Start of Data shown

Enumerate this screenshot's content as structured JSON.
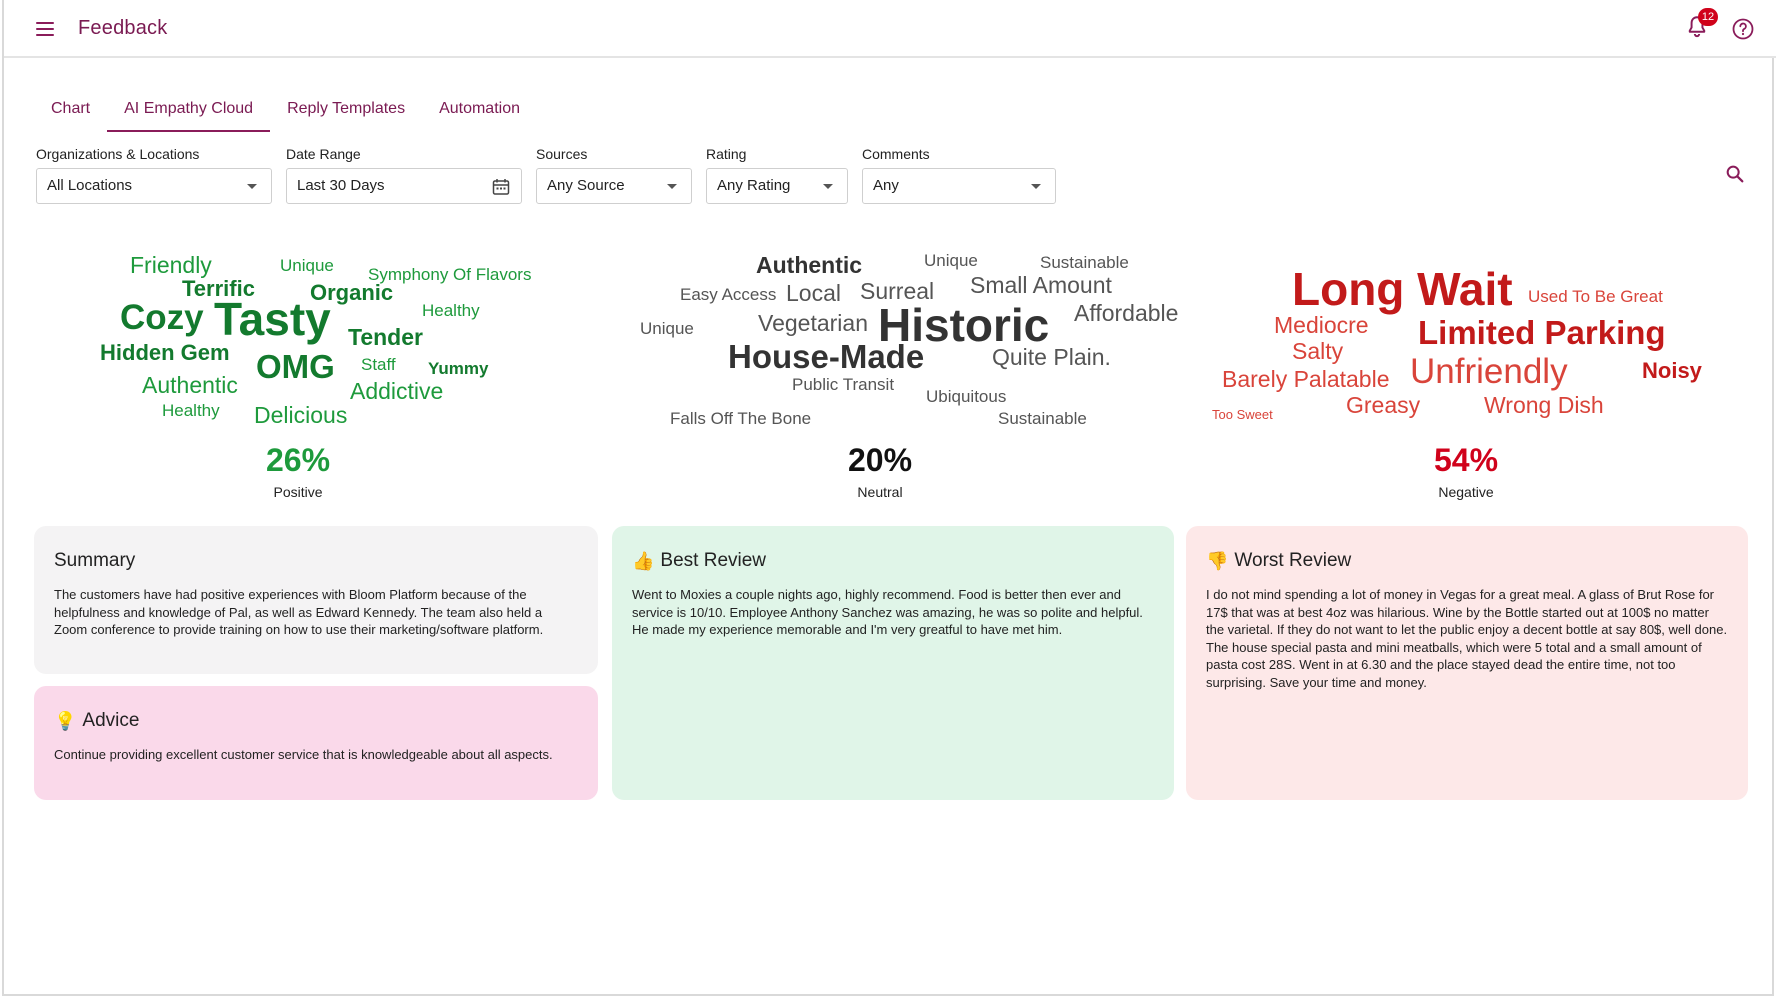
{
  "header": {
    "menu_icon": "menu-icon",
    "title": "Feedback",
    "notification_count": "12",
    "bell_icon": "bell-icon",
    "help_icon": "help-icon"
  },
  "tabs": [
    {
      "label": "Chart",
      "active": false
    },
    {
      "label": "AI Empathy Cloud",
      "active": true
    },
    {
      "label": "Reply Templates",
      "active": false
    },
    {
      "label": "Automation",
      "active": false
    }
  ],
  "filters": {
    "organizations": {
      "label": "Organizations & Locations",
      "value": "All Locations"
    },
    "date_range": {
      "label": "Date Range",
      "value": "Last 30 Days"
    },
    "sources": {
      "label": "Sources",
      "value": "Any Source"
    },
    "rating": {
      "label": "Rating",
      "value": "Any Rating"
    },
    "comments": {
      "label": "Comments",
      "value": "Any"
    }
  },
  "clouds": {
    "positive": {
      "words": [
        "Friendly",
        "Unique",
        "Symphony Of Flavors",
        "Terrific",
        "Organic",
        "Healthy",
        "Cozy",
        "Tasty",
        "Tender",
        "Hidden Gem",
        "OMG",
        "Staff",
        "Yummy",
        "Authentic",
        "Addictive",
        "Healthy",
        "Delicious"
      ],
      "percent": "26%",
      "label": "Positive",
      "color": "#1e9a3c"
    },
    "neutral": {
      "words": [
        "Authentic",
        "Unique",
        "Sustainable",
        "Easy Access",
        "Local",
        "Surreal",
        "Small Amount",
        "Vegetarian",
        "Historic",
        "Affordable",
        "Unique",
        "House-Made",
        "Quite Plain.",
        "Public Transit",
        "Ubiquitous",
        "Falls Off The Bone",
        "Sustainable"
      ],
      "percent": "20%",
      "label": "Neutral",
      "color": "#111111"
    },
    "negative": {
      "words": [
        "Long Wait",
        "Used To Be Great",
        "Mediocre",
        "Limited Parking",
        "Salty",
        "Barely Palatable",
        "Unfriendly",
        "Noisy",
        "Greasy",
        "Wrong Dish",
        "Too Sweet"
      ],
      "percent": "54%",
      "label": "Negative",
      "color": "#d0021b"
    }
  },
  "summary": {
    "title": "Summary",
    "text": "The customers have had positive experiences with Bloom Platform because of the helpfulness and knowledge of Pal, as well as Edward Kennedy. The team also held a Zoom conference to provide training on how to use their marketing/software platform."
  },
  "advice": {
    "icon": "💡",
    "title": "Advice",
    "text": "Continue providing excellent customer service that is knowledgeable about all aspects."
  },
  "best_review": {
    "icon": "👍",
    "title": "Best Review",
    "text": "Went to Moxies a couple nights ago, highly recommend. Food is better then ever and service is 10/10. Employee Anthony Sanchez was amazing, he was so polite and helpful. He made my experience memorable and I'm very greatful to have met him."
  },
  "worst_review": {
    "icon": "👎",
    "title": "Worst Review",
    "text": "I do not mind spending a lot of money in Vegas for a great meal. A glass of Brut Rose for 17$ that was at best 4oz was hilarious. Wine by the Bottle started out at 100$ no matter the varietal. If they do not want to let the public enjoy a decent bottle at say 80$, well done. The house special pasta and mini meatballs, which were 5 total and a small amount of pasta cost 28S. Went in at 6.30 and the place stayed dead the entire time, not too surprising. Save your time and money."
  },
  "colors": {
    "brand": "#7a1a52",
    "summary_bg": "#f4f3f4",
    "advice_bg": "#fad9ea",
    "best_bg": "#e0f5e8",
    "worst_bg": "#fde8e8"
  }
}
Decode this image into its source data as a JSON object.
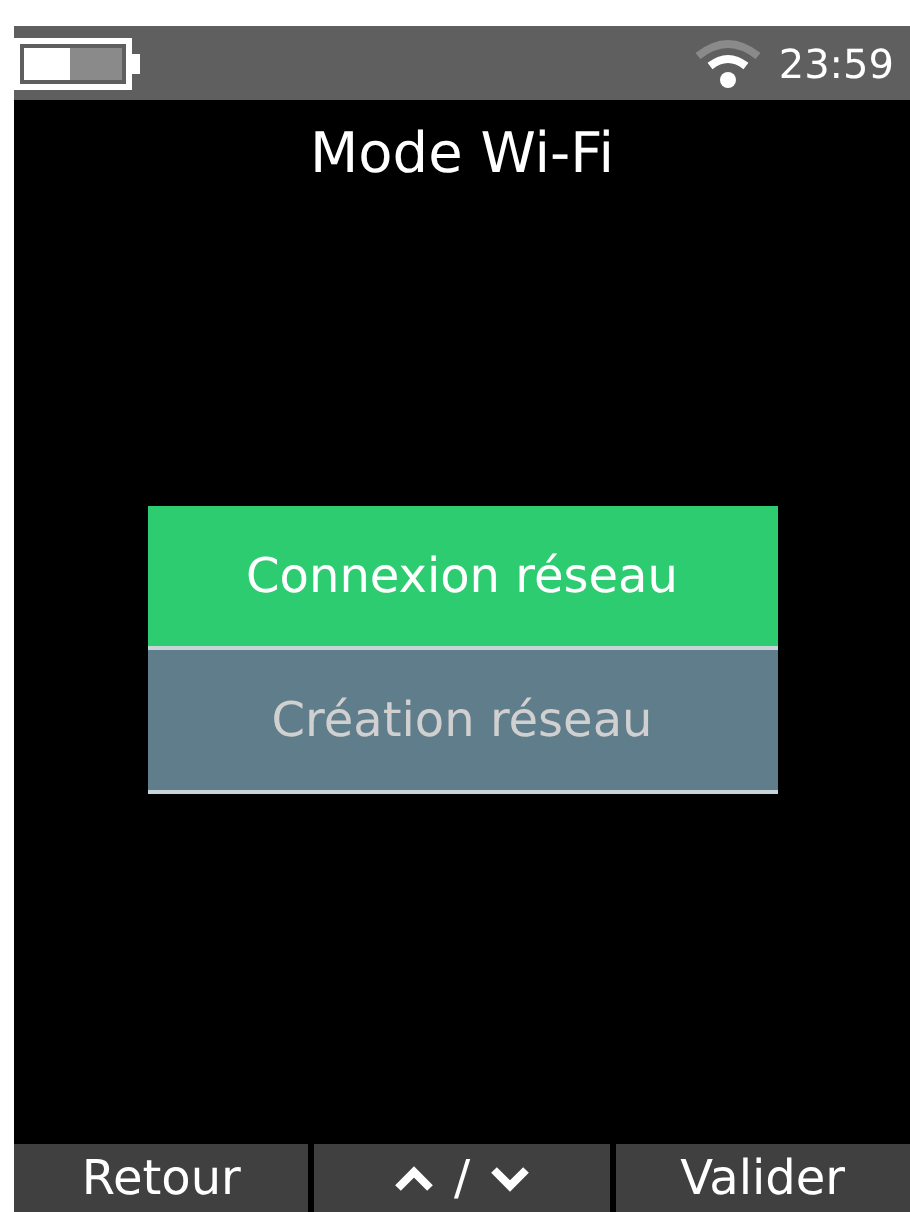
{
  "status_bar": {
    "time": "23:59"
  },
  "title": "Mode Wi-Fi",
  "menu": [
    {
      "label": "Connexion réseau",
      "selected": true
    },
    {
      "label": "Création réseau",
      "selected": false
    }
  ],
  "footer": [
    {
      "kind": "label",
      "label": "Retour"
    },
    {
      "kind": "nav",
      "label": "/"
    },
    {
      "kind": "label",
      "label": "Valider"
    }
  ]
}
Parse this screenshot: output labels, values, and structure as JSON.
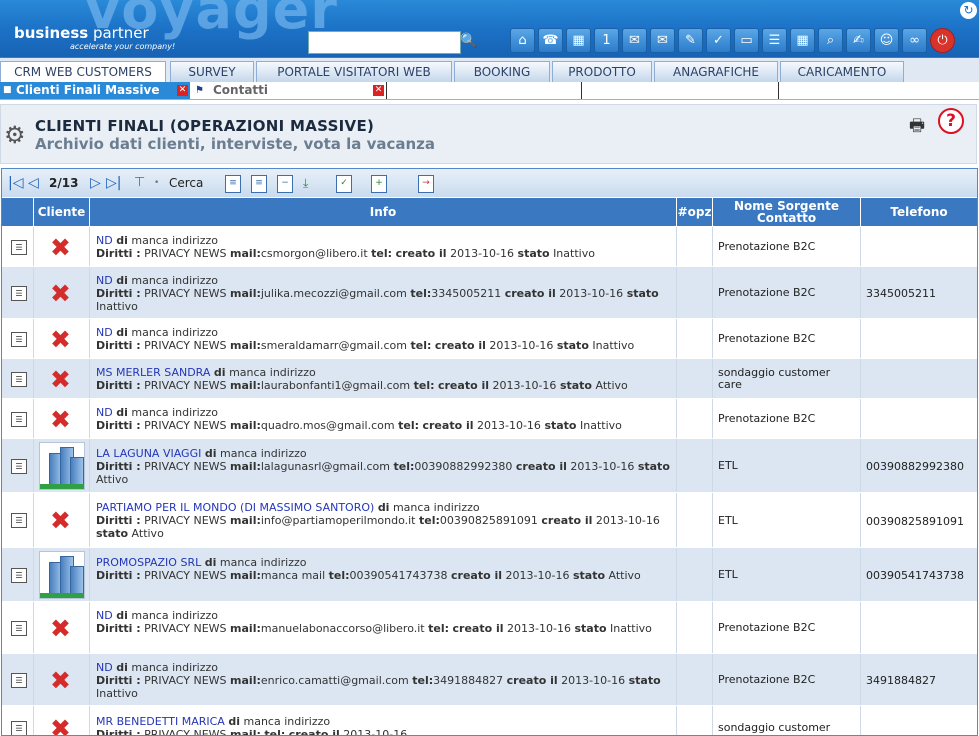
{
  "header": {
    "brand_bg": "voyager",
    "brand_name_bold": "business",
    "brand_name": " partner",
    "brand_tagline": "accelerate your company!",
    "search_placeholder": "",
    "icons": [
      "home-icon",
      "phone-icon",
      "calendar-add-icon",
      "calendar-icon",
      "mail-delete-icon",
      "mail-icon",
      "pen-icon",
      "checklist-icon",
      "card-icon",
      "document-icon",
      "calculator-icon",
      "magnifier-icon",
      "notepad-icon",
      "users-icon",
      "link-icon",
      "power-icon"
    ]
  },
  "menu": [
    "CRM WEB CUSTOMERS",
    "SURVEY",
    "PORTALE VISITATORI WEB",
    "BOOKING",
    "PRODOTTO",
    "ANAGRAFICHE",
    "CARICAMENTO"
  ],
  "tabs": [
    {
      "label": "Clienti Finali Massive",
      "active": true
    },
    {
      "label": "Contatti",
      "active": false
    }
  ],
  "page": {
    "title": "CLIENTI FINALI (OPERAZIONI MASSIVE)",
    "subtitle": "Archivio dati clienti, interviste, vota la vacanza"
  },
  "toolbar": {
    "page_indicator": "2/13",
    "search_label": "Cerca"
  },
  "columns": {
    "cliente": "Cliente",
    "info": "Info",
    "opz": "#opz",
    "sorgente": "Nome Sorgente Contatto",
    "telefono": "Telefono"
  },
  "labels": {
    "di": "di",
    "diritti": "Diritti :",
    "mail": "mail:",
    "tel": "tel:",
    "creato": "creato il",
    "stato": "stato"
  },
  "rows": [
    {
      "name": "ND",
      "address": "manca indirizzo",
      "rights": "PRIVACY NEWS",
      "mail": "csmorgon@libero.it",
      "tel": "",
      "created": "2013-10-16",
      "state": "Inattivo",
      "source": "Prenotazione B2C",
      "phone": "",
      "icon": "x"
    },
    {
      "name": "ND",
      "address": "manca indirizzo",
      "rights": "PRIVACY NEWS",
      "mail": "julika.mecozzi@gmail.com",
      "tel": "3345005211",
      "created": "2013-10-16",
      "state": "Inattivo",
      "source": "Prenotazione B2C",
      "phone": "3345005211",
      "icon": "x"
    },
    {
      "name": "ND",
      "address": "manca indirizzo",
      "rights": "PRIVACY NEWS",
      "mail": "smeraldamarr@gmail.com",
      "tel": "",
      "created": "2013-10-16",
      "state": "Inattivo",
      "source": "Prenotazione B2C",
      "phone": "",
      "icon": "x"
    },
    {
      "name": "MS MERLER SANDRA",
      "address": "manca indirizzo",
      "rights": "PRIVACY NEWS",
      "mail": "laurabonfanti1@gmail.com",
      "tel": "",
      "created": "2013-10-16",
      "state": "Attivo",
      "source": "sondaggio customer care",
      "phone": "",
      "icon": "x"
    },
    {
      "name": "ND",
      "address": "manca indirizzo",
      "rights": "PRIVACY NEWS",
      "mail": "quadro.mos@gmail.com",
      "tel": "",
      "created": "2013-10-16",
      "state": "Inattivo",
      "source": "Prenotazione B2C",
      "phone": "",
      "icon": "x"
    },
    {
      "name": "LA LAGUNA VIAGGI",
      "address": "manca indirizzo",
      "rights": "PRIVACY NEWS",
      "mail": "lalagunasrl@gmail.com",
      "tel": "00390882992380",
      "created": "2013-10-16",
      "state": "Attivo",
      "source": "ETL",
      "phone": "00390882992380",
      "icon": "building"
    },
    {
      "name": "PARTIAMO PER IL MONDO (DI MASSIMO SANTORO)",
      "address": "manca indirizzo",
      "rights": "PRIVACY NEWS",
      "mail": "info@partiamoperilmondo.it",
      "tel": "00390825891091",
      "created": "2013-10-16",
      "state": "Attivo",
      "source": "ETL",
      "phone": "00390825891091",
      "icon": "x"
    },
    {
      "name": "PROMOSPAZIO SRL",
      "address": "manca indirizzo",
      "rights": "PRIVACY NEWS",
      "mail": "manca mail",
      "tel": "00390541743738",
      "created": "2013-10-16",
      "state": "Attivo",
      "source": "ETL",
      "phone": "00390541743738",
      "icon": "building"
    },
    {
      "name": "ND",
      "address": "manca indirizzo",
      "rights": "PRIVACY NEWS",
      "mail": "manuelabonaccorso@libero.it",
      "tel": "",
      "created": "2013-10-16",
      "state": "Inattivo",
      "source": "Prenotazione B2C",
      "phone": "",
      "icon": "x"
    },
    {
      "name": "ND",
      "address": "manca indirizzo",
      "rights": "PRIVACY NEWS",
      "mail": "enrico.camatti@gmail.com",
      "tel": "3491884827",
      "created": "2013-10-16",
      "state": "Inattivo",
      "source": "Prenotazione B2C",
      "phone": "3491884827",
      "icon": "x"
    },
    {
      "name": "MR BENEDETTI MARICA",
      "address": "manca indirizzo",
      "rights": "PRIVACY NEWS",
      "mail": "",
      "tel": "",
      "created": "2013-10-16",
      "state": "",
      "source": "sondaggio customer",
      "phone": "",
      "icon": "x"
    }
  ]
}
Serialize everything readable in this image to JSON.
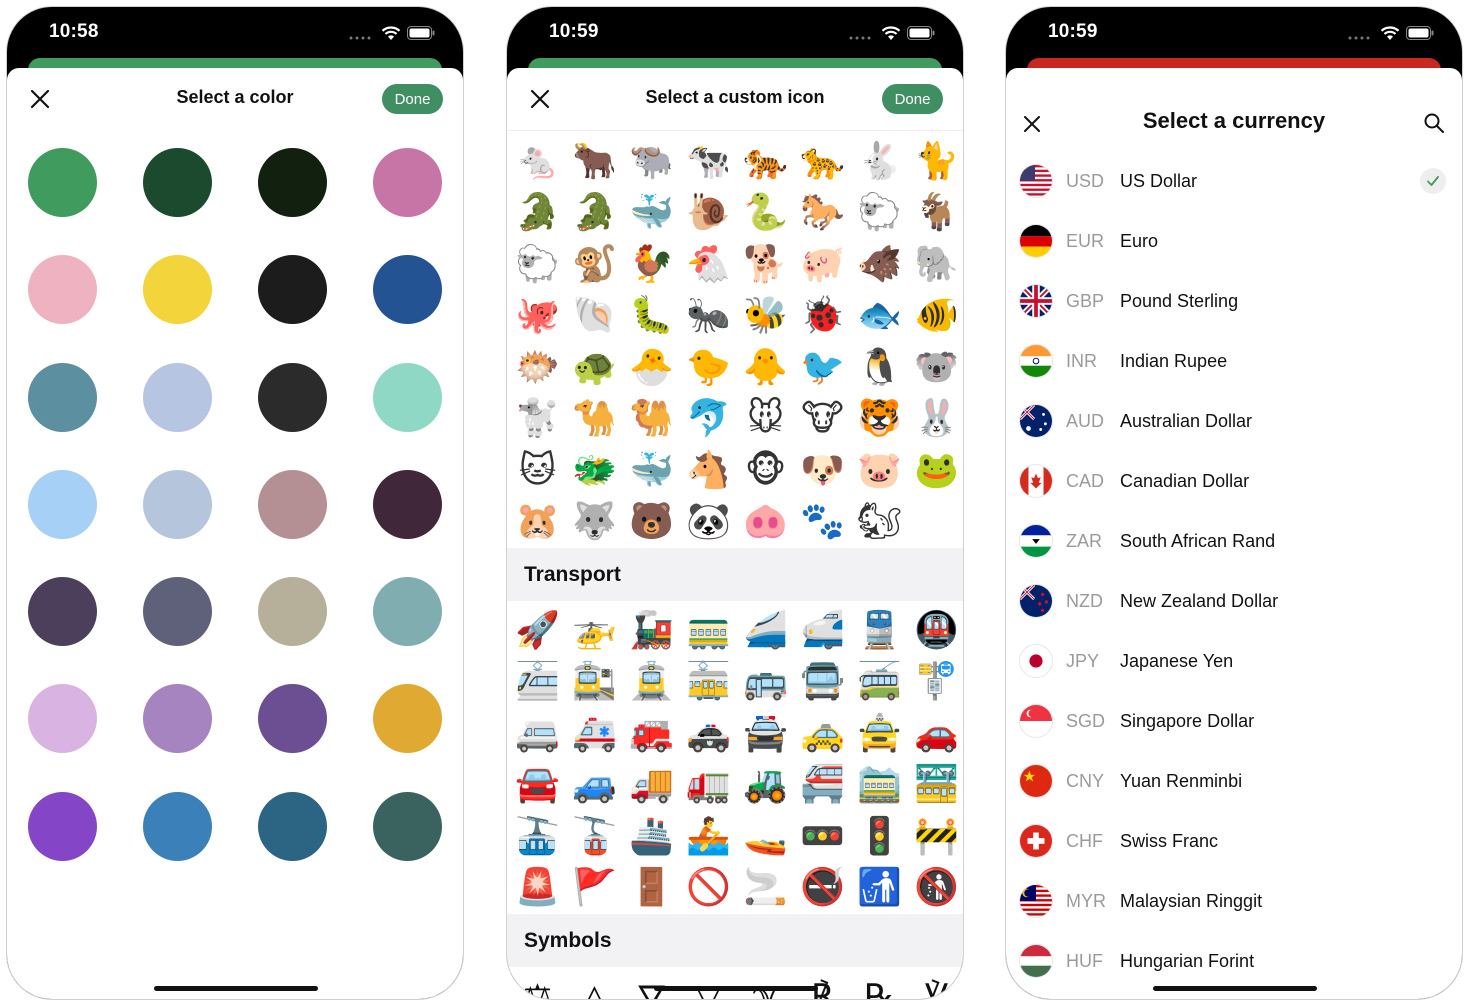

End of Data shown

### [Goal of the exercise]
Reply with nothing but the number of lines in the data above that contain "sondaggio".

### [Correct output]
2